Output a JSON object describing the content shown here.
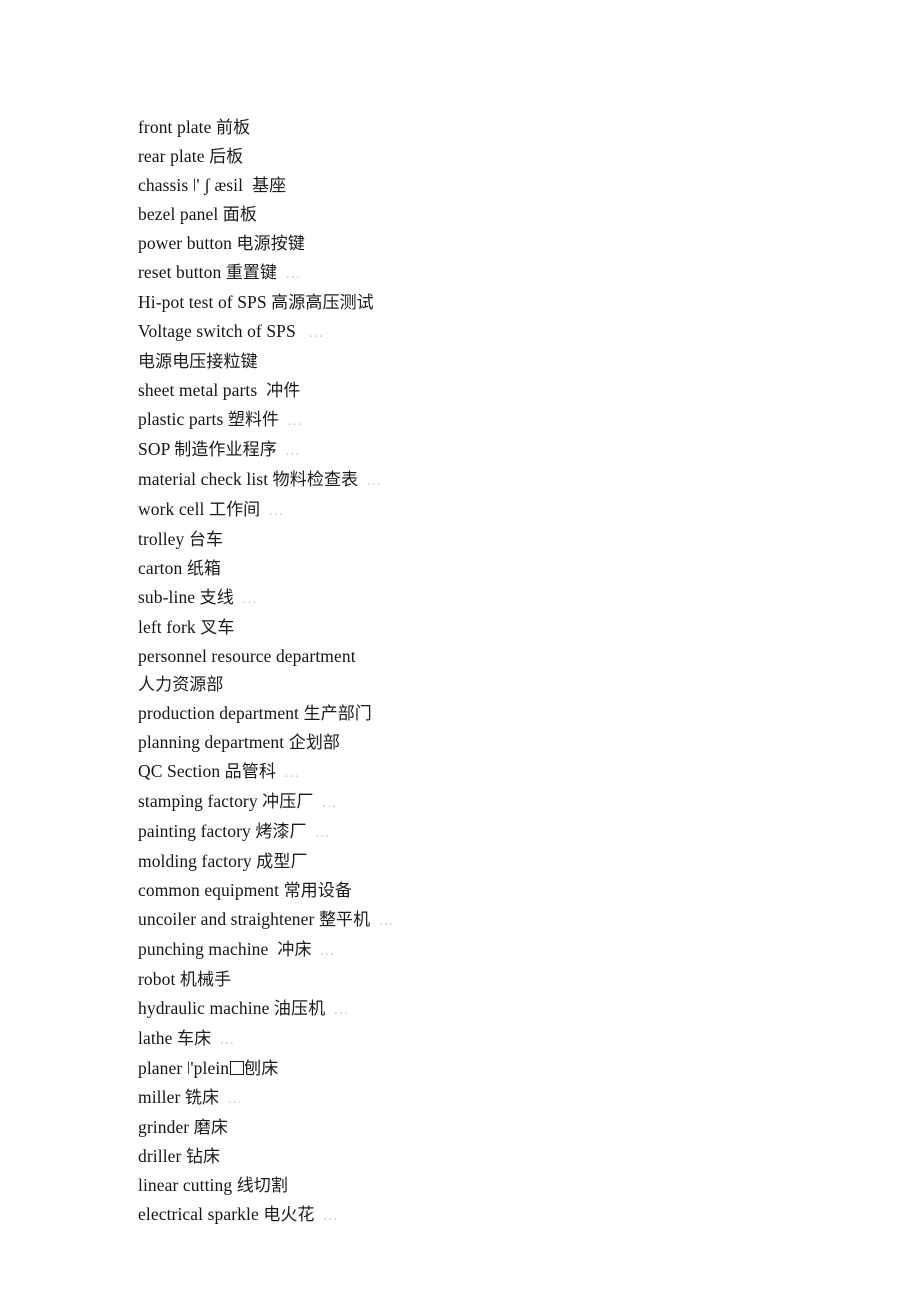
{
  "document": {
    "kind": "scanned-glossary-page",
    "page_background": "#ffffff",
    "text_color": "#151515",
    "artifact_color": "#c8c8c8",
    "entries": [
      {
        "english": "front plate ",
        "chinese": "前板",
        "speckle": false
      },
      {
        "english": "rear plate ",
        "chinese": "后板",
        "speckle": false
      },
      {
        "english": "chassis ǀ' ʃ æsil  ",
        "chinese": "基座",
        "speckle": false
      },
      {
        "english": "bezel panel ",
        "chinese": "面板",
        "speckle": false
      },
      {
        "english": "power button ",
        "chinese": "电源按键",
        "speckle": false
      },
      {
        "english": "reset button ",
        "chinese": "重置键",
        "speckle": true
      },
      {
        "english": "Hi-pot test of SPS ",
        "chinese": "高源高压测试",
        "speckle": false
      },
      {
        "english": "Voltage switch of SPS ",
        "chinese": "",
        "speckle": true
      },
      {
        "english": "",
        "chinese": "电源电压接粒键",
        "speckle": false
      },
      {
        "english": "sheet metal parts  ",
        "chinese": "冲件",
        "speckle": false
      },
      {
        "english": "plastic parts ",
        "chinese": "塑料件",
        "speckle": true
      },
      {
        "english": "SOP ",
        "chinese": "制造作业程序",
        "speckle": true
      },
      {
        "english": "material check list ",
        "chinese": "物料检查表",
        "speckle": true
      },
      {
        "english": "work cell ",
        "chinese": "工作间",
        "speckle": true
      },
      {
        "english": "trolley ",
        "chinese": "台车",
        "speckle": false
      },
      {
        "english": "carton ",
        "chinese": "纸箱",
        "speckle": false
      },
      {
        "english": "sub-line ",
        "chinese": "支线",
        "speckle": true
      },
      {
        "english": "left fork ",
        "chinese": "叉车",
        "speckle": false
      },
      {
        "english": "personnel resource department",
        "chinese": "",
        "speckle": false
      },
      {
        "english": "",
        "chinese": "人力资源部",
        "speckle": false
      },
      {
        "english": "production department ",
        "chinese": "生产部门",
        "speckle": false
      },
      {
        "english": "planning department ",
        "chinese": "企划部",
        "speckle": false
      },
      {
        "english": "QC Section ",
        "chinese": "品管科",
        "speckle": true
      },
      {
        "english": "stamping factory ",
        "chinese": "冲压厂",
        "speckle": true
      },
      {
        "english": "painting factory ",
        "chinese": "烤漆厂",
        "speckle": true
      },
      {
        "english": "molding factory ",
        "chinese": "成型厂",
        "speckle": false
      },
      {
        "english": "common equipment ",
        "chinese": "常用设备",
        "speckle": false
      },
      {
        "english": "uncoiler and straightener ",
        "chinese": "整平机",
        "speckle": true
      },
      {
        "english": "punching machine  ",
        "chinese": "冲床",
        "speckle": true
      },
      {
        "english": "robot ",
        "chinese": "机械手",
        "speckle": false
      },
      {
        "english": "hydraulic machine ",
        "chinese": "油压机",
        "speckle": true
      },
      {
        "english": "lathe ",
        "chinese": "车床",
        "speckle": true
      },
      {
        "english": "planer ǀ'plein",
        "tofu": true,
        "chinese": "刨床",
        "speckle": false
      },
      {
        "english": "miller ",
        "chinese": "铣床",
        "speckle": true
      },
      {
        "english": "grinder ",
        "chinese": "磨床",
        "speckle": false
      },
      {
        "english": "driller ",
        "chinese": "钻床",
        "speckle": false
      },
      {
        "english": "linear cutting ",
        "chinese": "线切割",
        "speckle": false
      },
      {
        "english": "electrical sparkle ",
        "chinese": "电火花",
        "speckle": true
      }
    ],
    "speckle_glyph": "…"
  }
}
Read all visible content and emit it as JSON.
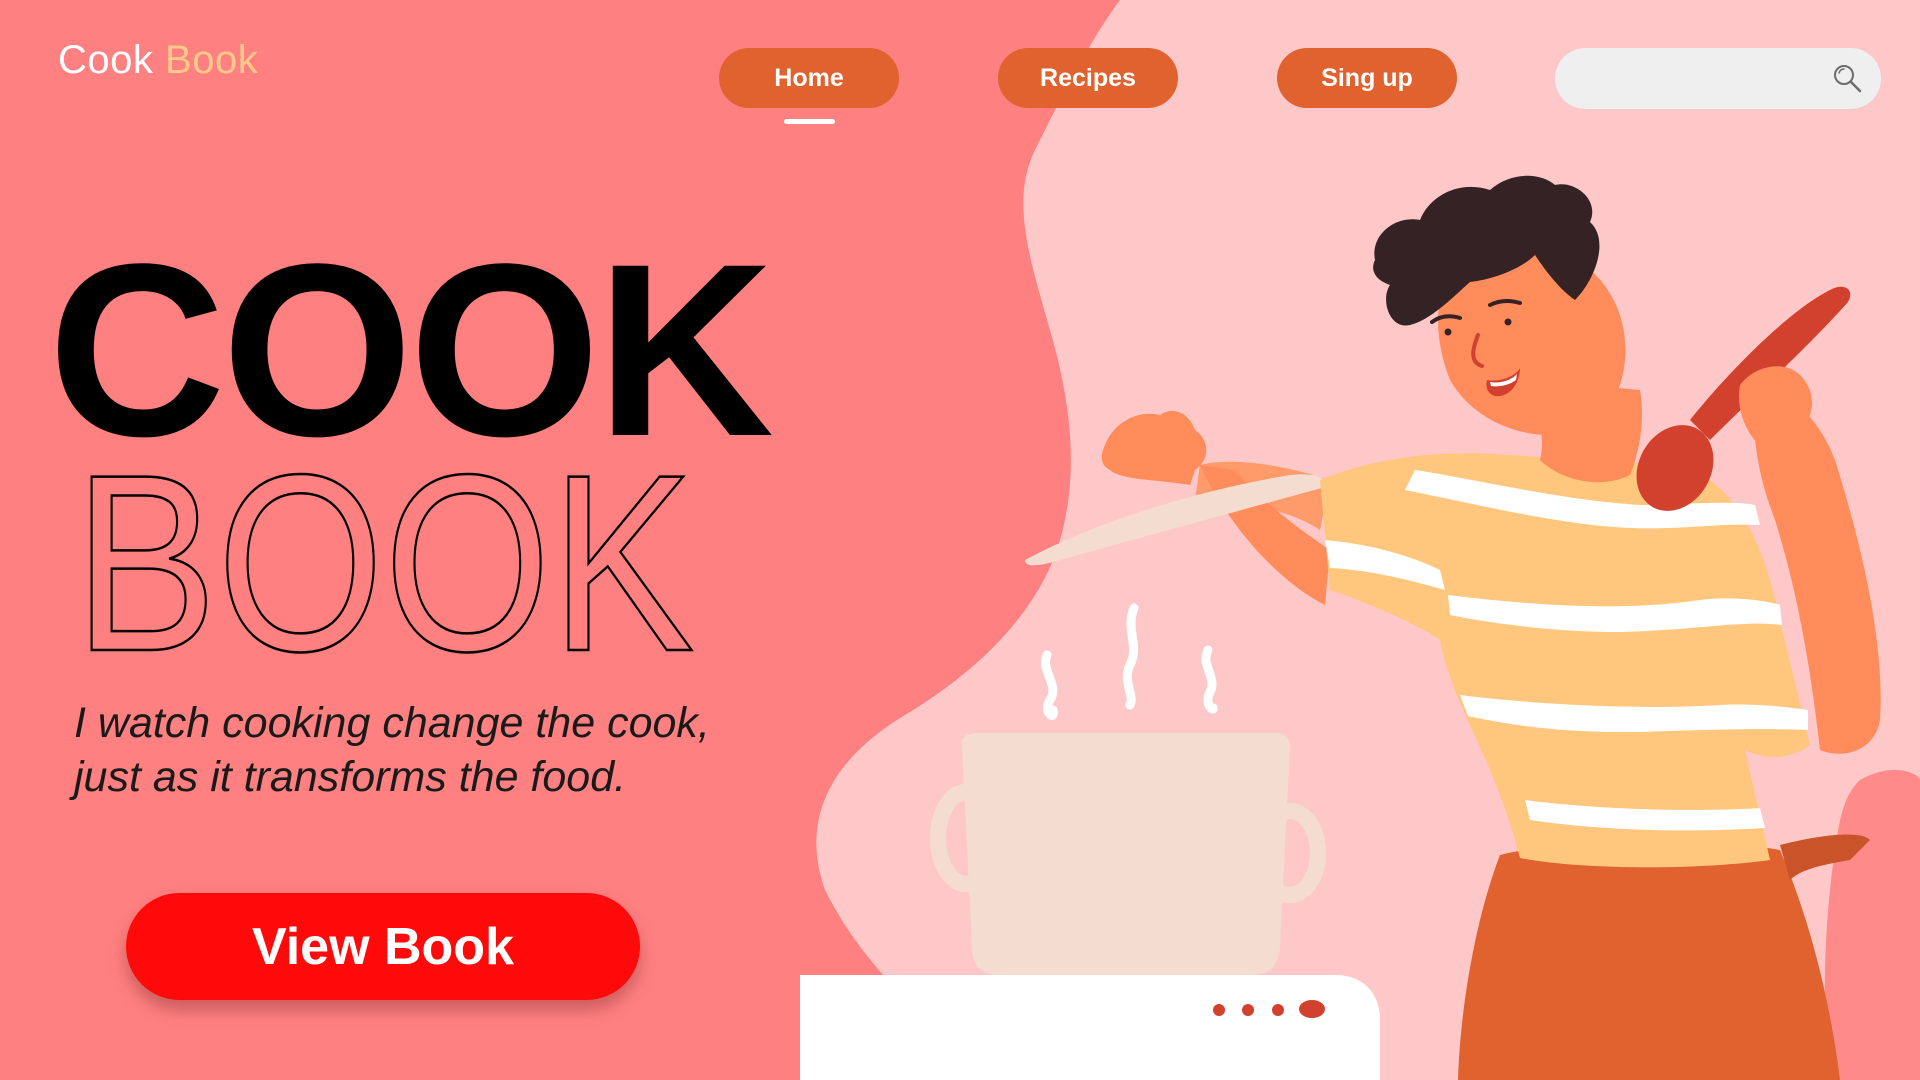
{
  "brand": {
    "name_primary": "Cook",
    "name_accent": "Book",
    "accent_color": "#ffc98a"
  },
  "nav": {
    "items": [
      {
        "label": "Home",
        "active": true
      },
      {
        "label": "Recipes",
        "active": false
      },
      {
        "label": "Sing up",
        "active": false
      }
    ],
    "button_color": "#e0622f"
  },
  "search": {
    "value": "",
    "icon": "search-icon"
  },
  "hero": {
    "title_line1": "COOK",
    "title_line2": "BOOK",
    "tagline_line1": "I watch cooking change the cook,",
    "tagline_line2": "just as it transforms the food.",
    "cta_label": "View Book",
    "cta_color": "#ff0a0a"
  },
  "colors": {
    "background": "#ff8080",
    "blob": "#ffc8c8"
  },
  "illustration": {
    "subject": "person-cooking-illustration"
  }
}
# # # # #
> _BRIEF_: Set down, unchanged, only the lines running from the line with "Read all visible content and emit it as JSON." to the last line, including both. Pictures stay out of the copy.

> _SOLUTION TO THIS EXERCISE_:
Read all visible content and emit it as JSON.
{
  "brand": {
    "name_primary": "Cook",
    "name_accent": "Book",
    "accent_color": "#ffc98a"
  },
  "nav": {
    "items": [
      {
        "label": "Home",
        "active": true
      },
      {
        "label": "Recipes",
        "active": false
      },
      {
        "label": "Sing up",
        "active": false
      }
    ],
    "button_color": "#e0622f"
  },
  "search": {
    "value": "",
    "icon": "search-icon"
  },
  "hero": {
    "title_line1": "COOK",
    "title_line2": "BOOK",
    "tagline_line1": "I watch cooking change the cook,",
    "tagline_line2": "just as it transforms the food.",
    "cta_label": "View Book",
    "cta_color": "#ff0a0a"
  },
  "colors": {
    "background": "#ff8080",
    "blob": "#ffc8c8"
  },
  "illustration": {
    "subject": "person-cooking-illustration"
  }
}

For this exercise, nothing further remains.